## Given instruction
Say how many lines include the word "وليس", using only a number.

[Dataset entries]

———

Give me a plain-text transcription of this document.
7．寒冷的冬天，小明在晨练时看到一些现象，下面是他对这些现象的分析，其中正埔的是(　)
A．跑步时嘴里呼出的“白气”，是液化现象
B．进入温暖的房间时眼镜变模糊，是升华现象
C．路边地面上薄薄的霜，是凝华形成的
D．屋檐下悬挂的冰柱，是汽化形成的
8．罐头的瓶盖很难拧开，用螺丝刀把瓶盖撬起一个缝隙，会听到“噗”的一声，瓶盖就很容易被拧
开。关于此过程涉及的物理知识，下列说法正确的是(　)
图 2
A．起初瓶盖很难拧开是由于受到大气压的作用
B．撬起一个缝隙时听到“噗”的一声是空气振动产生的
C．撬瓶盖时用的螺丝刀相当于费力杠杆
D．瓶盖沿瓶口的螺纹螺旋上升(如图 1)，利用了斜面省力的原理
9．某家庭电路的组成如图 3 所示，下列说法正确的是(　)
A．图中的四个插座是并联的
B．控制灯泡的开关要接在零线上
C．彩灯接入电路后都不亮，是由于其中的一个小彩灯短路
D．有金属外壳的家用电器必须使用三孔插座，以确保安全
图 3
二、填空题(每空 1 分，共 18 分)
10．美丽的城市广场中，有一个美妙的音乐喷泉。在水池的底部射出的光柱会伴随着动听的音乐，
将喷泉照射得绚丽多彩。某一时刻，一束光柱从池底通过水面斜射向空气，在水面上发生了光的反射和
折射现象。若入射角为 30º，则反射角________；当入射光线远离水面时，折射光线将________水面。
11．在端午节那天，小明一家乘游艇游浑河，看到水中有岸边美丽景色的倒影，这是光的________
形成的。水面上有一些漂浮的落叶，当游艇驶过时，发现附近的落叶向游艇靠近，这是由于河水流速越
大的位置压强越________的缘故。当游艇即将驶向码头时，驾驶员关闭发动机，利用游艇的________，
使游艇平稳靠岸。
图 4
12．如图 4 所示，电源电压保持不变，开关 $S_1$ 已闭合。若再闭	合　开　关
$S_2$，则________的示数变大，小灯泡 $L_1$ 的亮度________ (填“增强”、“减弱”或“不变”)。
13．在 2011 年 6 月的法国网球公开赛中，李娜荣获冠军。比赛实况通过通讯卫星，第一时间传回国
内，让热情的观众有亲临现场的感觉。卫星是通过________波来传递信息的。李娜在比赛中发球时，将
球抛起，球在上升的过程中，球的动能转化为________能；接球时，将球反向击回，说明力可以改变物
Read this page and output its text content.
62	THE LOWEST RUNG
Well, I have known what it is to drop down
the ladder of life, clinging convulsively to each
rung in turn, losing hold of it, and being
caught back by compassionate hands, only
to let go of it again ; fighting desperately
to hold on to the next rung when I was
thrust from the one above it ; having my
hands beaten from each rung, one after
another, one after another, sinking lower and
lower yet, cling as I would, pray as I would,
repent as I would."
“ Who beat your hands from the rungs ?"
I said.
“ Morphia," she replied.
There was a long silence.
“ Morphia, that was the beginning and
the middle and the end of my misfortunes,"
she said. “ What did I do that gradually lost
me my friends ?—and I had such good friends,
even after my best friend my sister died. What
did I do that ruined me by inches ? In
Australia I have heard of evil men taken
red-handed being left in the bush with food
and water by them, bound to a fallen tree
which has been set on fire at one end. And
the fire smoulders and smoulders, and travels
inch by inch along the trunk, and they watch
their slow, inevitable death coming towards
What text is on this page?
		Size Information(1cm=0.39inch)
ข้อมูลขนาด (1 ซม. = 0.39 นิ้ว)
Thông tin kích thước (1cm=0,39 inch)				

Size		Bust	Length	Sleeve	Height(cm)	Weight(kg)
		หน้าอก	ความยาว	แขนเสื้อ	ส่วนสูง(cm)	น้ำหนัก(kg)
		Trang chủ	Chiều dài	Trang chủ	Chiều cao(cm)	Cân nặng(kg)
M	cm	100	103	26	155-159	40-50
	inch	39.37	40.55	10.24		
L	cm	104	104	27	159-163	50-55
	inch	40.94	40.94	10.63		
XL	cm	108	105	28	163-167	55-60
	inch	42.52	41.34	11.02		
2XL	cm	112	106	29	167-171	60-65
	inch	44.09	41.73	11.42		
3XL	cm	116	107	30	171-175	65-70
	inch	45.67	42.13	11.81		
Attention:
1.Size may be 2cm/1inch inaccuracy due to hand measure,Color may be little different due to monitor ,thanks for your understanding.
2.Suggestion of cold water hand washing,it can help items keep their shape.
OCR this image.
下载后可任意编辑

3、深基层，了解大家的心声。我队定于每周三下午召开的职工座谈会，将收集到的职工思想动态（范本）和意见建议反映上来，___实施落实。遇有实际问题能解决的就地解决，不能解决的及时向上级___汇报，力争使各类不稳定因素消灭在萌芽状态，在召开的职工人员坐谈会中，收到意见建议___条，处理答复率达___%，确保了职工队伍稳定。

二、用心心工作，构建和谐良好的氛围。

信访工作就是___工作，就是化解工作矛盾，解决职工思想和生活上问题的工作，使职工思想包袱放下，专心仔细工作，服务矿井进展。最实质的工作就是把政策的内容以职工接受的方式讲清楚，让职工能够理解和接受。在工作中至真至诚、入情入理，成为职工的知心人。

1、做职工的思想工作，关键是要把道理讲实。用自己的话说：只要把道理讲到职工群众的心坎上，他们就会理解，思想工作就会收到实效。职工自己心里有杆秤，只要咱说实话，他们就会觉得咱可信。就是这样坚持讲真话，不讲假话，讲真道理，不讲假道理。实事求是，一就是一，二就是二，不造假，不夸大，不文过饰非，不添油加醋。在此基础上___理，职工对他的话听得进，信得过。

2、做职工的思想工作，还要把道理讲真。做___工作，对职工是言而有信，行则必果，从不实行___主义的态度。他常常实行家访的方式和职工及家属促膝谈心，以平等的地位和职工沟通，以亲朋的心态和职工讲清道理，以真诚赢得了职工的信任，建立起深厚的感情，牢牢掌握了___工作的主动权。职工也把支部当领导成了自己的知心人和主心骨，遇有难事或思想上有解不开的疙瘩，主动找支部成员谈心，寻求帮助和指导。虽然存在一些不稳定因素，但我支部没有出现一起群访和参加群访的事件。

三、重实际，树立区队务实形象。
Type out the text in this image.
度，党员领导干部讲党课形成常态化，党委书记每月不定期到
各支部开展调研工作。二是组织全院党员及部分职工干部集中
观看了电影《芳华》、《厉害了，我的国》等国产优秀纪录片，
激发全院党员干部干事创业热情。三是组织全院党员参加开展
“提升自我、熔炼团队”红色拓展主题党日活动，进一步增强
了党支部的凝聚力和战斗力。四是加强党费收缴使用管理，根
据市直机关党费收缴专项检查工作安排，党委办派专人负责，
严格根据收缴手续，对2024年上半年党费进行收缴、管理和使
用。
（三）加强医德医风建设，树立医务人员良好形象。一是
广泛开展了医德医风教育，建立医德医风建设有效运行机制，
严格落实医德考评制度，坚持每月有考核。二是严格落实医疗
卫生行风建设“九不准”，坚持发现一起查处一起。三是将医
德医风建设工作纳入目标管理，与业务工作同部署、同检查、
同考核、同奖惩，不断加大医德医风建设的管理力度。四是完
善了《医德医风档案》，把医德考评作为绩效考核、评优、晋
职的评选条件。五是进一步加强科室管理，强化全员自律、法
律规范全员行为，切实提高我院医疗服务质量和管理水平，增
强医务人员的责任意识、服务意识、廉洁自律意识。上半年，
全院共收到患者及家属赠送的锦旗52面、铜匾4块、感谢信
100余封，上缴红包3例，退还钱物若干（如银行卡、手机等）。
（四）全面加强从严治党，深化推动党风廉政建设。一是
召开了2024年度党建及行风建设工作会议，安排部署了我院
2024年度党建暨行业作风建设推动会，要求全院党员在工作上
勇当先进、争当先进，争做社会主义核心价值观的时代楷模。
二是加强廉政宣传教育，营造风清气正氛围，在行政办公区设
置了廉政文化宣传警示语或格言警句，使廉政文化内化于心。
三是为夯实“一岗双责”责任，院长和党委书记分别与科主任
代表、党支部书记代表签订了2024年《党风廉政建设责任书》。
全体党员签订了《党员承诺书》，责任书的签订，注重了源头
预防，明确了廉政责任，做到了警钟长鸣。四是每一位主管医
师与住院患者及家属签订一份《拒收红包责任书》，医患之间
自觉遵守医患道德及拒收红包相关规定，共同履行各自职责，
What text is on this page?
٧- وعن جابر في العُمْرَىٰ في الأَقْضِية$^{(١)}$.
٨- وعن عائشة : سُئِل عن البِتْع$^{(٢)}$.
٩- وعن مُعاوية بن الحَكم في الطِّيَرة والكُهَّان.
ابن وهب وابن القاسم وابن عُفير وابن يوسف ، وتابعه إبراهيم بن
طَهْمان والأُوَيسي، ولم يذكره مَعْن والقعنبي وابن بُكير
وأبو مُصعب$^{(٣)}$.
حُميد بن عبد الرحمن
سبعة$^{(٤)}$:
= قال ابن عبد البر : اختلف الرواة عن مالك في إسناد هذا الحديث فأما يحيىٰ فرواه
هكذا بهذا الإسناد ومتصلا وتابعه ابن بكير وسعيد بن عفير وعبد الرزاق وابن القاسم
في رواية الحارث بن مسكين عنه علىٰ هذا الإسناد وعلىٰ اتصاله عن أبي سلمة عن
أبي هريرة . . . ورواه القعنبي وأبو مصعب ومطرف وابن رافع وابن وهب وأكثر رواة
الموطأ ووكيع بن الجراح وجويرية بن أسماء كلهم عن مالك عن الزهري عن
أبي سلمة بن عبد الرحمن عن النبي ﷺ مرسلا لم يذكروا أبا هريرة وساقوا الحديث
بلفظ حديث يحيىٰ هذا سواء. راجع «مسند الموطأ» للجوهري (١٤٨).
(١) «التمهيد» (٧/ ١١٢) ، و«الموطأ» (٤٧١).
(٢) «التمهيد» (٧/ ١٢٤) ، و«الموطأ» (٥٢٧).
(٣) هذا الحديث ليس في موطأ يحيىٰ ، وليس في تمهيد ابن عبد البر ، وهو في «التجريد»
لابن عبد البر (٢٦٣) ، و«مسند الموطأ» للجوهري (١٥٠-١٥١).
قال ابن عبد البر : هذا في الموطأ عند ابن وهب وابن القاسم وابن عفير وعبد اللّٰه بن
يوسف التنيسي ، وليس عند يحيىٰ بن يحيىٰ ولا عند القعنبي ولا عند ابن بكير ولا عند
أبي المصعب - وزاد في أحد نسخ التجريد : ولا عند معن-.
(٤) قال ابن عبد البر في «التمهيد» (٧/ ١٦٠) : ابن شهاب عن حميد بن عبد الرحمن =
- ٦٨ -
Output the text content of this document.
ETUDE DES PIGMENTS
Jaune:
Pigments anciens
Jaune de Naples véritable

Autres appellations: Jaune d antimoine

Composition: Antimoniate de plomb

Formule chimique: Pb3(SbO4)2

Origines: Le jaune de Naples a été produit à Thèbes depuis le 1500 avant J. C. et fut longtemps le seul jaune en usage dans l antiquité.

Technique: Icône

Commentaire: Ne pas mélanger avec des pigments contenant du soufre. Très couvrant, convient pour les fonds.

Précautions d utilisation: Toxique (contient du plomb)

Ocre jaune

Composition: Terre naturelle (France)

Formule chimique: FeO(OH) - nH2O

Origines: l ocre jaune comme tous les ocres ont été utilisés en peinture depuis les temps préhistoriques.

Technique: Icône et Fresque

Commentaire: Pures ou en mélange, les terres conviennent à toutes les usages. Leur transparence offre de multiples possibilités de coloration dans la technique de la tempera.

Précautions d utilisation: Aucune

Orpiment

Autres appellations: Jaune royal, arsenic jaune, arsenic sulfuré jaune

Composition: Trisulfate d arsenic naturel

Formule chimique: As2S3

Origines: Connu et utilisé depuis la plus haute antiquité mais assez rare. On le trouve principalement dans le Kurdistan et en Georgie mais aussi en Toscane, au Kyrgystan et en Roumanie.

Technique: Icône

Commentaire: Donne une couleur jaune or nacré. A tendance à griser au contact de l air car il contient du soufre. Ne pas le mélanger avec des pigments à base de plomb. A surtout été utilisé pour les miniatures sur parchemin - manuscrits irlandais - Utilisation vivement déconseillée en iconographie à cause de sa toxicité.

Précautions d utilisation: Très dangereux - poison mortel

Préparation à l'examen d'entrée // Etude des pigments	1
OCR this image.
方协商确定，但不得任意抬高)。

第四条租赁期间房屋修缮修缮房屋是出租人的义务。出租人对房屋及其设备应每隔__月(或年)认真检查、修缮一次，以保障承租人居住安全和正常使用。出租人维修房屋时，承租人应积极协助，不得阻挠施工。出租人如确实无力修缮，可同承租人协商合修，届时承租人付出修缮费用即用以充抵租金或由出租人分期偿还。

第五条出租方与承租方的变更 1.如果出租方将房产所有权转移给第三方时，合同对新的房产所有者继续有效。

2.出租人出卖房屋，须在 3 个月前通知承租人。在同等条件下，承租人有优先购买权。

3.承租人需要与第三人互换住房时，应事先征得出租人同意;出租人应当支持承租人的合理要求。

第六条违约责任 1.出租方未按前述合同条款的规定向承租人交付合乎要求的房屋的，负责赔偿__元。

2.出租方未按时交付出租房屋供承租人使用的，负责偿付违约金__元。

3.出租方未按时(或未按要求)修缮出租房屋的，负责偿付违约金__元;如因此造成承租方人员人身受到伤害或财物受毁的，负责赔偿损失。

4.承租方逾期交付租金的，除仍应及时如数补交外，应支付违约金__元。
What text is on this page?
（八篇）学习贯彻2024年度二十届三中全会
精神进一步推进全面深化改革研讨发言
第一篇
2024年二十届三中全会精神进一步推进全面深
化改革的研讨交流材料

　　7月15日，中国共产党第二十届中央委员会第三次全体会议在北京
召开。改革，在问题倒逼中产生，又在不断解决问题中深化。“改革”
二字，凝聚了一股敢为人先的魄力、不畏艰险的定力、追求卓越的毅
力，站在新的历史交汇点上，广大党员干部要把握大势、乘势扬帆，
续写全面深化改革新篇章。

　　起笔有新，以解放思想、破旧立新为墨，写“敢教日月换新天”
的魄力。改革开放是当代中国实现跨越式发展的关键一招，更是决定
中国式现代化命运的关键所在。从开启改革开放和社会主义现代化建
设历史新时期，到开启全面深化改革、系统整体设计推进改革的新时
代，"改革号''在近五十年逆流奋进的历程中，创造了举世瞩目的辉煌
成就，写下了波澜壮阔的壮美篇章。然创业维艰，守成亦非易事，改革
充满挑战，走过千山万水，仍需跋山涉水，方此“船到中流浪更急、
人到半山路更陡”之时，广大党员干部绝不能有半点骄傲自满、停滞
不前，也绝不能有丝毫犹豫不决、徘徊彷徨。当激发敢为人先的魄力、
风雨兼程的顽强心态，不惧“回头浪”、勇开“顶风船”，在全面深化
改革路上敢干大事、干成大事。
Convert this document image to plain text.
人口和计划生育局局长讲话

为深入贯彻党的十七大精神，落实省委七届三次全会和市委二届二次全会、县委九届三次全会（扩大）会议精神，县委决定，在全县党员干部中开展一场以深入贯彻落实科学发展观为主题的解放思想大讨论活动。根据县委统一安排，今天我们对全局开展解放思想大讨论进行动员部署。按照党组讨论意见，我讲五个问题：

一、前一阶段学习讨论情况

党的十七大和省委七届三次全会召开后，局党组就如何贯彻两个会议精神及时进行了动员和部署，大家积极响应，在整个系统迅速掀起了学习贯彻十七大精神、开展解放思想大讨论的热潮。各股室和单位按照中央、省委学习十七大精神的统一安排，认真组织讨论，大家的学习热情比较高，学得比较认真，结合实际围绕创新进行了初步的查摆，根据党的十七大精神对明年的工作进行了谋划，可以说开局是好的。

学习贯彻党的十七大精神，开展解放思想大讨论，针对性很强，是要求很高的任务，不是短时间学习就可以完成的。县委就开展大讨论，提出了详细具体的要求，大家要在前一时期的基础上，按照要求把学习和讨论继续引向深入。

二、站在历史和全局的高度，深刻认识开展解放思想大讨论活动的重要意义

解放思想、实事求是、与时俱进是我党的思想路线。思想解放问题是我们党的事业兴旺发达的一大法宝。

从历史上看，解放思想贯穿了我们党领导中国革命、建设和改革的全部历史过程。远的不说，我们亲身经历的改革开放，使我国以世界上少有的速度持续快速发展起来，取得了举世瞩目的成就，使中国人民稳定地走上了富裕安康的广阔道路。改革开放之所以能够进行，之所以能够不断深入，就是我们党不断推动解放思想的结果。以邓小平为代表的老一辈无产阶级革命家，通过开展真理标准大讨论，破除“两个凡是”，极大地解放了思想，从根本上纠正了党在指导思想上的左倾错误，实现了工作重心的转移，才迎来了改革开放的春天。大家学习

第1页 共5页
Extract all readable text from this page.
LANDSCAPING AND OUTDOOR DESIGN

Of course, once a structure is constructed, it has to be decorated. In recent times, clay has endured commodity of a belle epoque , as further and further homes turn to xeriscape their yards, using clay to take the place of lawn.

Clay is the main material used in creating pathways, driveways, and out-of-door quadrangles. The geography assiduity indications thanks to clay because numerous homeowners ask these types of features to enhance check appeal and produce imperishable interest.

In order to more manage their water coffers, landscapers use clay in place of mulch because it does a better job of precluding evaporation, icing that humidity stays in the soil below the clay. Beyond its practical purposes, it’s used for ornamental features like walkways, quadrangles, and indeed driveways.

———

## Solved exercise
2